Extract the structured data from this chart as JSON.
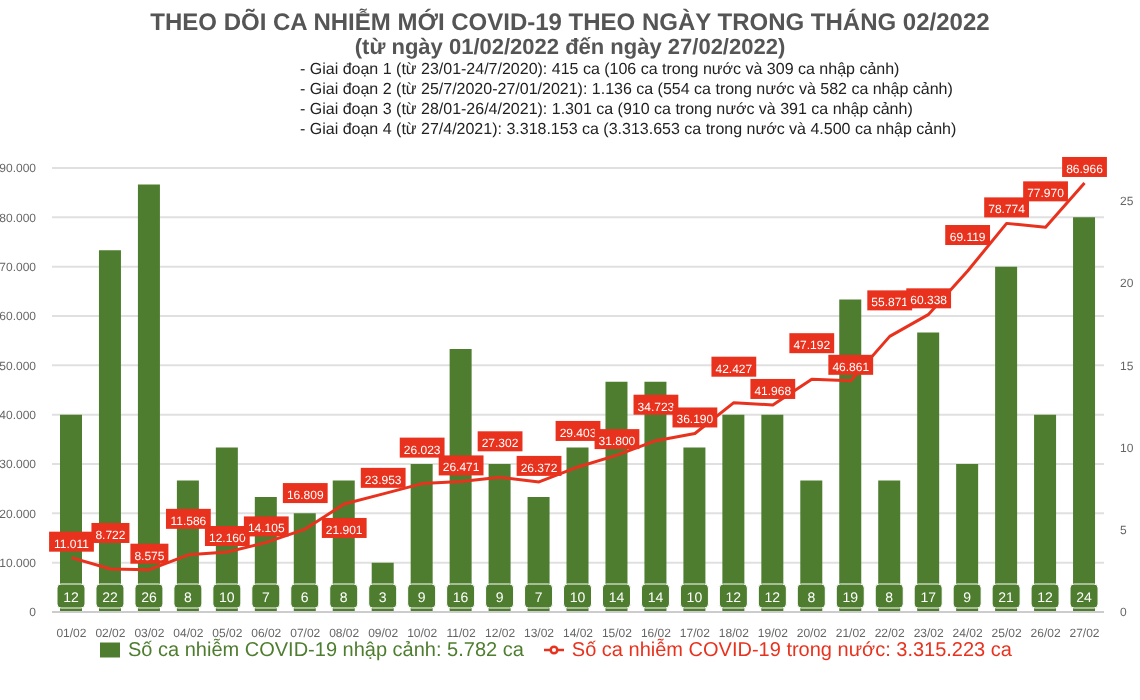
{
  "chart_data": {
    "type": "bar",
    "title": "THEO DÕI CA NHIỄM MỚI COVID-19 THEO NGÀY TRONG THÁNG 02/2022",
    "subtitle": "(từ ngày 01/02/2022 đến ngày 27/02/2022)",
    "annotations": [
      "- Giai đoạn 1 (từ 23/01-24/7/2020): 415 ca (106 ca trong nước và 309 ca nhập cảnh)",
      "- Giai đoạn 2 (từ 25/7/2020-27/01/2021): 1.136 ca (554 ca trong nước và 582 ca nhập cảnh)",
      "- Giai đoạn 3 (từ 28/01-26/4/2021): 1.301 ca (910 ca trong nước và 391 ca nhập cảnh)",
      "- Giai đoạn 4 (từ 27/4/2021): 3.318.153 ca (3.313.653 ca trong nước và 4.500 ca nhập cảnh)"
    ],
    "categories": [
      "01/02",
      "02/02",
      "03/02",
      "04/02",
      "05/02",
      "06/02",
      "07/02",
      "08/02",
      "09/02",
      "10/02",
      "11/02",
      "12/02",
      "13/02",
      "14/02",
      "15/02",
      "16/02",
      "17/02",
      "18/02",
      "19/02",
      "20/02",
      "21/02",
      "22/02",
      "23/02",
      "24/02",
      "25/02",
      "26/02",
      "27/02"
    ],
    "series": [
      {
        "name": "Số ca nhiễm COVID-19 nhập cảnh: 5.782 ca",
        "axis": "y2",
        "color": "#4e7d2f",
        "values": [
          12,
          22,
          26,
          8,
          10,
          7,
          6,
          8,
          3,
          9,
          16,
          9,
          7,
          10,
          14,
          14,
          10,
          12,
          12,
          8,
          19,
          8,
          17,
          9,
          21,
          12,
          24
        ]
      },
      {
        "name": "Số ca nhiễm COVID-19 trong nước: 3.315.223 ca",
        "type": "line",
        "axis": "y",
        "color": "#e8321e",
        "values": [
          11011,
          8722,
          8575,
          11586,
          12160,
          14105,
          16809,
          21901,
          23953,
          26023,
          26471,
          27302,
          26372,
          29403,
          31800,
          34723,
          36190,
          42427,
          41968,
          47192,
          46861,
          55871,
          60338,
          69119,
          78774,
          77970,
          86966
        ],
        "value_labels": [
          "11.011",
          "8.722",
          "8.575",
          "11.586",
          "12.160",
          "14.105",
          "16.809",
          "21.901",
          "23.953",
          "26.023",
          "26.471",
          "27.302",
          "26.372",
          "29.403",
          "31.800",
          "34.723",
          "36.190",
          "42.427",
          "41.968",
          "47.192",
          "46.861",
          "55.871",
          "60.338",
          "69.119",
          "78.774",
          "77.970",
          "86.966"
        ]
      }
    ],
    "ylim": [
      0,
      90000
    ],
    "yticks": [
      {
        "value": 0,
        "label": "0"
      },
      {
        "value": 10000,
        "label": "10.000"
      },
      {
        "value": 20000,
        "label": "20.000"
      },
      {
        "value": 30000,
        "label": "30.000"
      },
      {
        "value": 40000,
        "label": "40.000"
      },
      {
        "value": 50000,
        "label": "50.000"
      },
      {
        "value": 60000,
        "label": "60.000"
      },
      {
        "value": 70000,
        "label": "70.000"
      },
      {
        "value": 80000,
        "label": "80.000"
      },
      {
        "value": 90000,
        "label": "90.000"
      }
    ],
    "y2lim": [
      0,
      27
    ],
    "y2ticks": [
      0,
      5,
      10,
      15,
      20,
      25
    ],
    "grid": "y",
    "legend": "bottom",
    "data_labels": true,
    "marker": "none"
  }
}
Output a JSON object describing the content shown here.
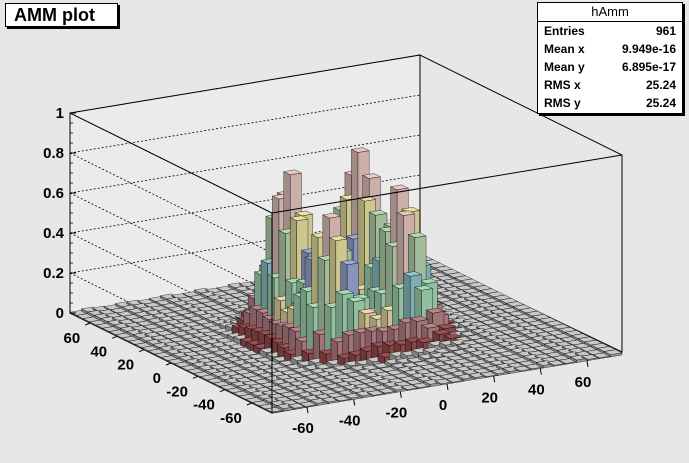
{
  "title": "AMM plot",
  "stats": {
    "name": "hAmm",
    "rows": [
      {
        "label": "Entries",
        "value": "961"
      },
      {
        "label": "Mean x",
        "value": "9.949e-16"
      },
      {
        "label": "Mean y",
        "value": "6.895e-17"
      },
      {
        "label": "RMS x",
        "value": "25.24"
      },
      {
        "label": "RMS y",
        "value": "25.24"
      }
    ]
  },
  "chart_data": {
    "type": "lego3d",
    "title": "AMM plot",
    "z_ticks": [
      "0",
      "0.2",
      "0.4",
      "0.6",
      "0.8",
      "1"
    ],
    "x_ticks": [
      "-60",
      "-40",
      "-20",
      "0",
      "20",
      "40",
      "60"
    ],
    "y_ticks": [
      "-60",
      "-40",
      "-20",
      "0",
      "20",
      "40",
      "60"
    ],
    "xlim": [
      -75,
      75
    ],
    "ylim": [
      -75,
      75
    ],
    "zlim": [
      0,
      1
    ],
    "peaks": [
      {
        "x": -15,
        "y": 15,
        "z": 0.67
      },
      {
        "x": 15,
        "y": 15,
        "z": 0.72
      },
      {
        "x": -15,
        "y": -15,
        "z": 0.55
      },
      {
        "x": 15,
        "y": -15,
        "z": 0.63
      }
    ],
    "palette": [
      "#9a4f52",
      "#b8848a",
      "#e8d9a8",
      "#a6d9b5",
      "#8fc4c9",
      "#9ca8d6",
      "#b8d6b0",
      "#e8e2a2",
      "#e8c7c0"
    ]
  }
}
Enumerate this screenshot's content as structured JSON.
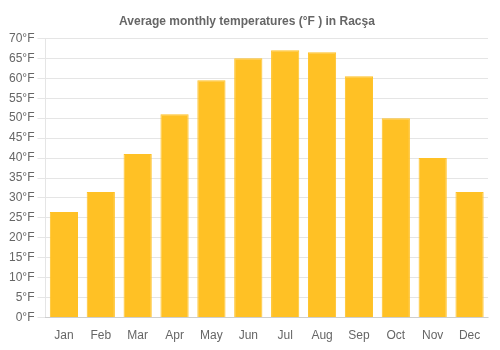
{
  "chart_data": {
    "type": "bar",
    "title": "Average monthly temperatures (°F ) in Racşa",
    "categories": [
      "Jan",
      "Feb",
      "Mar",
      "Apr",
      "May",
      "Jun",
      "Jul",
      "Aug",
      "Sep",
      "Oct",
      "Nov",
      "Dec"
    ],
    "values": [
      26.5,
      31.5,
      41.0,
      51.0,
      59.5,
      65.0,
      67.0,
      66.5,
      60.5,
      50.0,
      40.0,
      31.5
    ],
    "color": "#FFC125",
    "ylim": [
      0,
      70
    ],
    "yticks": [
      {
        "value": 0,
        "label": "0°F"
      },
      {
        "value": 5,
        "label": "5°F"
      },
      {
        "value": 10,
        "label": "10°F"
      },
      {
        "value": 15,
        "label": "15°F"
      },
      {
        "value": 20,
        "label": "20°F"
      },
      {
        "value": 25,
        "label": "25°F"
      },
      {
        "value": 30,
        "label": "30°F"
      },
      {
        "value": 35,
        "label": "35°F"
      },
      {
        "value": 40,
        "label": "40°F"
      },
      {
        "value": 45,
        "label": "45°F"
      },
      {
        "value": 50,
        "label": "50°F"
      },
      {
        "value": 55,
        "label": "55°F"
      },
      {
        "value": 60,
        "label": "60°F"
      },
      {
        "value": 65,
        "label": "65°F"
      },
      {
        "value": 70,
        "label": "70°F"
      }
    ],
    "grid": true
  }
}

___

▶ WORK TO COMPLETE:
Quote the entries in full. Any image among them is to be omitted from the copy.

▶ FINAL ANSWER:
Extract the structured data from this chart as JSON.
{
  "chart_data": {
    "type": "bar",
    "title": "THEO DÕI CA NHIỄM MỚI COVID-19 THEO NGÀY TRONG THÁNG 02/2022",
    "subtitle": "(từ ngày 01/02/2022 đến ngày 27/02/2022)",
    "annotations": [
      "- Giai đoạn 1 (từ 23/01-24/7/2020): 415 ca (106 ca trong nước và 309 ca nhập cảnh)",
      "- Giai đoạn 2 (từ 25/7/2020-27/01/2021): 1.136 ca (554 ca trong nước và 582 ca nhập cảnh)",
      "- Giai đoạn 3 (từ 28/01-26/4/2021): 1.301 ca (910 ca trong nước và 391 ca nhập cảnh)",
      "- Giai đoạn 4 (từ 27/4/2021): 3.318.153 ca (3.313.653 ca trong nước và 4.500 ca nhập cảnh)"
    ],
    "categories": [
      "01/02",
      "02/02",
      "03/02",
      "04/02",
      "05/02",
      "06/02",
      "07/02",
      "08/02",
      "09/02",
      "10/02",
      "11/02",
      "12/02",
      "13/02",
      "14/02",
      "15/02",
      "16/02",
      "17/02",
      "18/02",
      "19/02",
      "20/02",
      "21/02",
      "22/02",
      "23/02",
      "24/02",
      "25/02",
      "26/02",
      "27/02"
    ],
    "series": [
      {
        "name": "Số ca nhiễm COVID-19 nhập cảnh: 5.782 ca",
        "axis": "y2",
        "color": "#4e7d2f",
        "values": [
          12,
          22,
          26,
          8,
          10,
          7,
          6,
          8,
          3,
          9,
          16,
          9,
          7,
          10,
          14,
          14,
          10,
          12,
          12,
          8,
          19,
          8,
          17,
          9,
          21,
          12,
          24
        ]
      },
      {
        "name": "Số ca nhiễm COVID-19 trong nước: 3.315.223 ca",
        "type": "line",
        "axis": "y",
        "color": "#e8321e",
        "values": [
          11011,
          8722,
          8575,
          11586,
          12160,
          14105,
          16809,
          21901,
          23953,
          26023,
          26471,
          27302,
          26372,
          29403,
          31800,
          34723,
          36190,
          42427,
          41968,
          47192,
          46861,
          55871,
          60338,
          69119,
          78774,
          77970,
          86966
        ],
        "value_labels": [
          "11.011",
          "8.722",
          "8.575",
          "11.586",
          "12.160",
          "14.105",
          "16.809",
          "21.901",
          "23.953",
          "26.023",
          "26.471",
          "27.302",
          "26.372",
          "29.403",
          "31.800",
          "34.723",
          "36.190",
          "42.427",
          "41.968",
          "47.192",
          "46.861",
          "55.871",
          "60.338",
          "69.119",
          "78.774",
          "77.970",
          "86.966"
        ]
      }
    ],
    "ylim": [
      0,
      90000
    ],
    "yticks": [
      {
        "value": 0,
        "label": "0"
      },
      {
        "value": 10000,
        "label": "10.000"
      },
      {
        "value": 20000,
        "label": "20.000"
      },
      {
        "value": 30000,
        "label": "30.000"
      },
      {
        "value": 40000,
        "label": "40.000"
      },
      {
        "value": 50000,
        "label": "50.000"
      },
      {
        "value": 60000,
        "label": "60.000"
      },
      {
        "value": 70000,
        "label": "70.000"
      },
      {
        "value": 80000,
        "label": "80.000"
      },
      {
        "value": 90000,
        "label": "90.000"
      }
    ],
    "y2lim": [
      0,
      27
    ],
    "y2ticks": [
      0,
      5,
      10,
      15,
      20,
      25
    ],
    "grid": "y",
    "legend": "bottom",
    "data_labels": true,
    "marker": "none"
  }
}
Output a JSON object describing the content shown here.
{
  "title": "AMM plot",
  "stats": {
    "name": "hAmm",
    "rows": [
      {
        "label": "Entries",
        "value": "961"
      },
      {
        "label": "Mean x",
        "value": "9.949e-16"
      },
      {
        "label": "Mean y",
        "value": "6.895e-17"
      },
      {
        "label": "RMS x",
        "value": "25.24"
      },
      {
        "label": "RMS y",
        "value": "25.24"
      }
    ]
  },
  "chart_data": {
    "type": "lego3d",
    "title": "AMM plot",
    "z_ticks": [
      "0",
      "0.2",
      "0.4",
      "0.6",
      "0.8",
      "1"
    ],
    "x_ticks": [
      "-60",
      "-40",
      "-20",
      "0",
      "20",
      "40",
      "60"
    ],
    "y_ticks": [
      "-60",
      "-40",
      "-20",
      "0",
      "20",
      "40",
      "60"
    ],
    "xlim": [
      -75,
      75
    ],
    "ylim": [
      -75,
      75
    ],
    "zlim": [
      0,
      1
    ],
    "peaks": [
      {
        "x": -15,
        "y": 15,
        "z": 0.67
      },
      {
        "x": 15,
        "y": 15,
        "z": 0.72
      },
      {
        "x": -15,
        "y": -15,
        "z": 0.55
      },
      {
        "x": 15,
        "y": -15,
        "z": 0.63
      }
    ],
    "palette": [
      "#9a4f52",
      "#b8848a",
      "#e8d9a8",
      "#a6d9b5",
      "#8fc4c9",
      "#9ca8d6",
      "#b8d6b0",
      "#e8e2a2",
      "#e8c7c0"
    ]
  }
}
Enumerate this screenshot's content as structured JSON.
{
  "chart_data": {
    "type": "bar",
    "title": "Average monthly temperatures (°F ) in Racşa",
    "categories": [
      "Jan",
      "Feb",
      "Mar",
      "Apr",
      "May",
      "Jun",
      "Jul",
      "Aug",
      "Sep",
      "Oct",
      "Nov",
      "Dec"
    ],
    "values": [
      26.5,
      31.5,
      41.0,
      51.0,
      59.5,
      65.0,
      67.0,
      66.5,
      60.5,
      50.0,
      40.0,
      31.5
    ],
    "color": "#FFC125",
    "ylim": [
      0,
      70
    ],
    "yticks": [
      {
        "value": 0,
        "label": "0°F"
      },
      {
        "value": 5,
        "label": "5°F"
      },
      {
        "value": 10,
        "label": "10°F"
      },
      {
        "value": 15,
        "label": "15°F"
      },
      {
        "value": 20,
        "label": "20°F"
      },
      {
        "value": 25,
        "label": "25°F"
      },
      {
        "value": 30,
        "label": "30°F"
      },
      {
        "value": 35,
        "label": "35°F"
      },
      {
        "value": 40,
        "label": "40°F"
      },
      {
        "value": 45,
        "label": "45°F"
      },
      {
        "value": 50,
        "label": "50°F"
      },
      {
        "value": 55,
        "label": "55°F"
      },
      {
        "value": 60,
        "label": "60°F"
      },
      {
        "value": 65,
        "label": "65°F"
      },
      {
        "value": 70,
        "label": "70°F"
      }
    ],
    "grid": true
  }
}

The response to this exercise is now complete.